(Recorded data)
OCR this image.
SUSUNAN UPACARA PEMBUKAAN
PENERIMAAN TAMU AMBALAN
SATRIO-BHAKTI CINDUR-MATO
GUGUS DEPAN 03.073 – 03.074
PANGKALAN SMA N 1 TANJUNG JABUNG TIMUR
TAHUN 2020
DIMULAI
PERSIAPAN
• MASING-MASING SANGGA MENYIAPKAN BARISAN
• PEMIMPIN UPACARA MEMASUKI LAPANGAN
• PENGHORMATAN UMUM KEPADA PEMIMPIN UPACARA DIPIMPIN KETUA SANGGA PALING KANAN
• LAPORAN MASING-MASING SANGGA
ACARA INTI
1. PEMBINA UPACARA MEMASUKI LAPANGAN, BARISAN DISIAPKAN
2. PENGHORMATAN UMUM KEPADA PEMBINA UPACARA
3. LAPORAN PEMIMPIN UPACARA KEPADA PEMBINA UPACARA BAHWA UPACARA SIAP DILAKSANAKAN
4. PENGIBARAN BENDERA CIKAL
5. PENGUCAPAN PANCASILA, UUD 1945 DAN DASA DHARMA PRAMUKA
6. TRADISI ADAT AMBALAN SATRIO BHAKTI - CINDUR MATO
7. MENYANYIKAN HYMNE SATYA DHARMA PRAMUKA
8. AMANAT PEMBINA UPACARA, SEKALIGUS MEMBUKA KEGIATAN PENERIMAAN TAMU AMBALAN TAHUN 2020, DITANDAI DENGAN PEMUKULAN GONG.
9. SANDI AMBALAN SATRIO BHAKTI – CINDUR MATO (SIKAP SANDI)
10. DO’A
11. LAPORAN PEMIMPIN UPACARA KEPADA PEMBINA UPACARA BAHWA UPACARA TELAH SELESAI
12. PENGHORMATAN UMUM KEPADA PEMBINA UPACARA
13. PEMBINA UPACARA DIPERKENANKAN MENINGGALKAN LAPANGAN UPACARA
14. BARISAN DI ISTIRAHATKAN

**Directions:**
Your task is to repeat every line exactly.

**Solution:**
OCR this image.
SUSUNAN UPACARA PEMBUKAAN
PENERIMAAN TAMU AMBALAN
SATRIO-BHAKTI CINDUR-MATO
GUGUS DEPAN 03.073 – 03.074
PANGKALAN SMA N 1 TANJUNG JABUNG TIMUR
TAHUN 2020
DIMULAI
PERSIAPAN
• MASING-MASING SANGGA MENYIAPKAN BARISAN
• PEMIMPIN UPACARA MEMASUKI LAPANGAN
• PENGHORMATAN UMUM KEPADA PEMIMPIN UPACARA DIPIMPIN KETUA SANGGA PALING KANAN
• LAPORAN MASING-MASING SANGGA
ACARA INTI
1. PEMBINA UPACARA MEMASUKI LAPANGAN, BARISAN DISIAPKAN
2. PENGHORMATAN UMUM KEPADA PEMBINA UPACARA
3. LAPORAN PEMIMPIN UPACARA KEPADA PEMBINA UPACARA BAHWA UPACARA SIAP DILAKSANAKAN
4. PENGIBARAN BENDERA CIKAL
5. PENGUCAPAN PANCASILA, UUD 1945 DAN DASA DHARMA PRAMUKA
6. TRADISI ADAT AMBALAN SATRIO BHAKTI - CINDUR MATO
7. MENYANYIKAN HYMNE SATYA DHARMA PRAMUKA
8. AMANAT PEMBINA UPACARA, SEKALIGUS MEMBUKA KEGIATAN PENERIMAAN TAMU AMBALAN TAHUN 2020, DITANDAI DENGAN PEMUKULAN GONG.
9. SANDI AMBALAN SATRIO BHAKTI – CINDUR MATO (SIKAP SANDI)
10. DO’A
11. LAPORAN PEMIMPIN UPACARA KEPADA PEMBINA UPACARA BAHWA UPACARA TELAH SELESAI
12. PENGHORMATAN UMUM KEPADA PEMBINA UPACARA
13. PEMBINA UPACARA DIPERKENANKAN MENINGGALKAN LAPANGAN UPACARA
14. BARISAN DI ISTIRAHATKAN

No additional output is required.